● INSTRUCTIONS FOR THE TASK: Give the listing again exactly, omitting its images.

● INFORMATION GIVEN:

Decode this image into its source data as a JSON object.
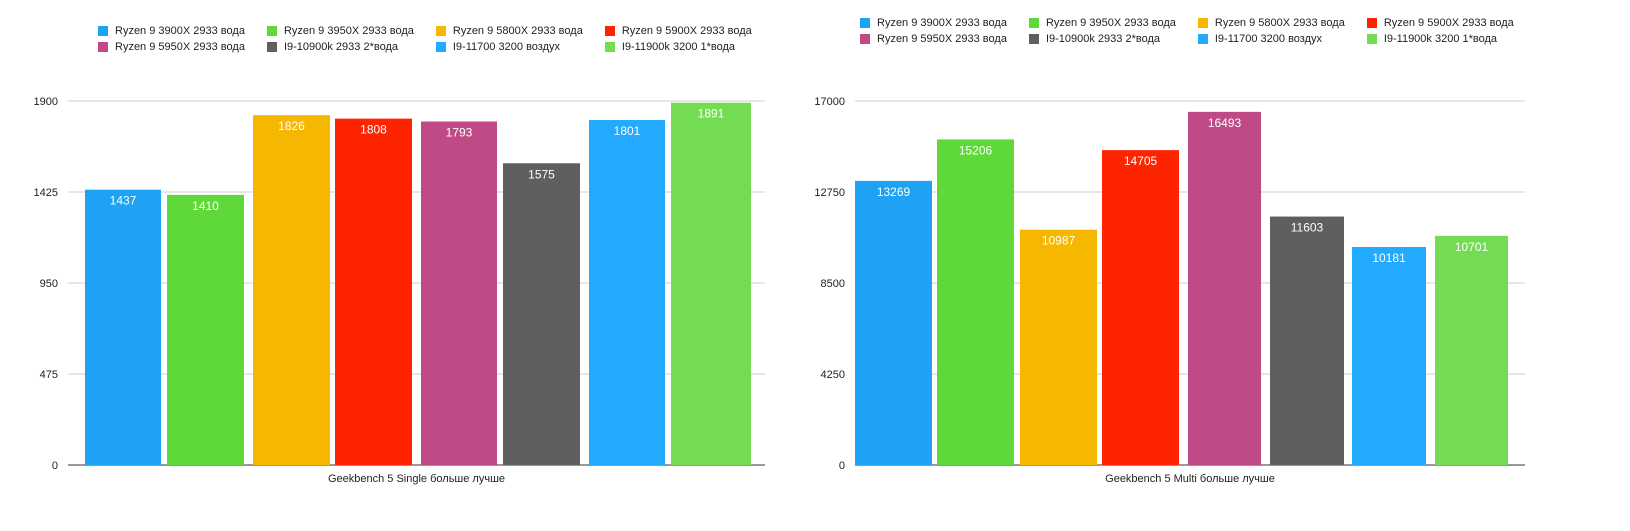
{
  "legend": [
    {
      "label": "Ryzen 9 3900X 2933 вода",
      "color": "#1EA2F4"
    },
    {
      "label": "Ryzen 9 3950X 2933 вода",
      "color": "#5FD93A"
    },
    {
      "label": "Ryzen 9 5800X 2933 вода",
      "color": "#F6B700"
    },
    {
      "label": "Ryzen 9 5900X 2933 вода",
      "color": "#FF2400"
    },
    {
      "label": "Ryzen 9 5950X 2933 вода",
      "color": "#C04A86"
    },
    {
      "label": "I9-10900k 2933 2*вода",
      "color": "#5F5F5F"
    },
    {
      "label": "I9-11700 3200 воздух",
      "color": "#22AAFF"
    },
    {
      "label": "I9-11900k 3200 1*вода",
      "color": "#74DC52"
    }
  ],
  "chart_data": [
    {
      "type": "bar",
      "xlabel": "Geekbench 5 Single больше лучше",
      "ylim": [
        0,
        1900
      ],
      "yticks": [
        0,
        475,
        950,
        1425,
        1900
      ],
      "ytick_labels": [
        "0",
        "475",
        "950",
        "1425",
        "1900"
      ],
      "grid": true,
      "legend_position": "top",
      "series": [
        {
          "name": "Ryzen 9 3900X 2933 вода",
          "value": 1437,
          "label": "1437",
          "color": "#1EA2F4"
        },
        {
          "name": "Ryzen 9 3950X 2933 вода",
          "value": 1410,
          "label": "1410",
          "color": "#5FD93A"
        },
        {
          "name": "Ryzen 9 5800X 2933 вода",
          "value": 1826,
          "label": "1826",
          "color": "#F6B700"
        },
        {
          "name": "Ryzen 9 5900X 2933 вода",
          "value": 1808,
          "label": "1808",
          "color": "#FF2400"
        },
        {
          "name": "Ryzen 9 5950X 2933 вода",
          "value": 1793,
          "label": "1793",
          "color": "#C04A86"
        },
        {
          "name": "I9-10900k 2933 2*вода",
          "value": 1575,
          "label": "1575",
          "color": "#5F5F5F"
        },
        {
          "name": "I9-11700 3200 воздух",
          "value": 1801,
          "label": "1801",
          "color": "#22AAFF"
        },
        {
          "name": "I9-11900k 3200 1*вода",
          "value": 1891,
          "label": "1891",
          "color": "#74DC52"
        }
      ]
    },
    {
      "type": "bar",
      "xlabel": "Geekbench 5 Multi больше лучше",
      "ylim": [
        0,
        17000
      ],
      "yticks": [
        0,
        4250,
        8500,
        12750,
        17000
      ],
      "ytick_labels": [
        "0",
        "4250",
        "8500",
        "12750",
        "17000"
      ],
      "grid": true,
      "legend_position": "top",
      "series": [
        {
          "name": "Ryzen 9 3900X 2933 вода",
          "value": 13269,
          "label": "13269",
          "color": "#1EA2F4"
        },
        {
          "name": "Ryzen 9 3950X 2933 вода",
          "value": 15206,
          "label": "15206",
          "color": "#5FD93A"
        },
        {
          "name": "Ryzen 9 5800X 2933 вода",
          "value": 10987,
          "label": "10987",
          "color": "#F6B700"
        },
        {
          "name": "Ryzen 9 5900X 2933 вода",
          "value": 14705,
          "label": "14705",
          "color": "#FF2400"
        },
        {
          "name": "Ryzen 9 5950X 2933 вода",
          "value": 16493,
          "label": "16493",
          "color": "#C04A86"
        },
        {
          "name": "I9-10900k 2933 2*вода",
          "value": 11603,
          "label": "11603",
          "color": "#5F5F5F"
        },
        {
          "name": "I9-11700 3200 воздух",
          "value": 10181,
          "label": "10181",
          "color": "#22AAFF"
        },
        {
          "name": "I9-11900k 3200 1*вода",
          "value": 10701,
          "label": "10701",
          "color": "#74DC52"
        }
      ]
    }
  ]
}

● ANSWER TO THIS PROBLEM:
Decode this image into its source data as a JSON object.
{
  "legend": [
    {
      "label": "Ryzen 9 3900X 2933 вода",
      "color": "#1EA2F4"
    },
    {
      "label": "Ryzen 9 3950X 2933 вода",
      "color": "#5FD93A"
    },
    {
      "label": "Ryzen 9 5800X 2933 вода",
      "color": "#F6B700"
    },
    {
      "label": "Ryzen 9 5900X 2933 вода",
      "color": "#FF2400"
    },
    {
      "label": "Ryzen 9 5950X 2933 вода",
      "color": "#C04A86"
    },
    {
      "label": "I9-10900k 2933 2*вода",
      "color": "#5F5F5F"
    },
    {
      "label": "I9-11700 3200 воздух",
      "color": "#22AAFF"
    },
    {
      "label": "I9-11900k 3200 1*вода",
      "color": "#74DC52"
    }
  ],
  "chart_data": [
    {
      "type": "bar",
      "xlabel": "Geekbench 5 Single больше лучше",
      "ylim": [
        0,
        1900
      ],
      "yticks": [
        0,
        475,
        950,
        1425,
        1900
      ],
      "ytick_labels": [
        "0",
        "475",
        "950",
        "1425",
        "1900"
      ],
      "grid": true,
      "legend_position": "top",
      "series": [
        {
          "name": "Ryzen 9 3900X 2933 вода",
          "value": 1437,
          "label": "1437",
          "color": "#1EA2F4"
        },
        {
          "name": "Ryzen 9 3950X 2933 вода",
          "value": 1410,
          "label": "1410",
          "color": "#5FD93A"
        },
        {
          "name": "Ryzen 9 5800X 2933 вода",
          "value": 1826,
          "label": "1826",
          "color": "#F6B700"
        },
        {
          "name": "Ryzen 9 5900X 2933 вода",
          "value": 1808,
          "label": "1808",
          "color": "#FF2400"
        },
        {
          "name": "Ryzen 9 5950X 2933 вода",
          "value": 1793,
          "label": "1793",
          "color": "#C04A86"
        },
        {
          "name": "I9-10900k 2933 2*вода",
          "value": 1575,
          "label": "1575",
          "color": "#5F5F5F"
        },
        {
          "name": "I9-11700 3200 воздух",
          "value": 1801,
          "label": "1801",
          "color": "#22AAFF"
        },
        {
          "name": "I9-11900k 3200 1*вода",
          "value": 1891,
          "label": "1891",
          "color": "#74DC52"
        }
      ]
    },
    {
      "type": "bar",
      "xlabel": "Geekbench 5 Multi больше лучше",
      "ylim": [
        0,
        17000
      ],
      "yticks": [
        0,
        4250,
        8500,
        12750,
        17000
      ],
      "ytick_labels": [
        "0",
        "4250",
        "8500",
        "12750",
        "17000"
      ],
      "grid": true,
      "legend_position": "top",
      "series": [
        {
          "name": "Ryzen 9 3900X 2933 вода",
          "value": 13269,
          "label": "13269",
          "color": "#1EA2F4"
        },
        {
          "name": "Ryzen 9 3950X 2933 вода",
          "value": 15206,
          "label": "15206",
          "color": "#5FD93A"
        },
        {
          "name": "Ryzen 9 5800X 2933 вода",
          "value": 10987,
          "label": "10987",
          "color": "#F6B700"
        },
        {
          "name": "Ryzen 9 5900X 2933 вода",
          "value": 14705,
          "label": "14705",
          "color": "#FF2400"
        },
        {
          "name": "Ryzen 9 5950X 2933 вода",
          "value": 16493,
          "label": "16493",
          "color": "#C04A86"
        },
        {
          "name": "I9-10900k 2933 2*вода",
          "value": 11603,
          "label": "11603",
          "color": "#5F5F5F"
        },
        {
          "name": "I9-11700 3200 воздух",
          "value": 10181,
          "label": "10181",
          "color": "#22AAFF"
        },
        {
          "name": "I9-11900k 3200 1*вода",
          "value": 10701,
          "label": "10701",
          "color": "#74DC52"
        }
      ]
    }
  ]
}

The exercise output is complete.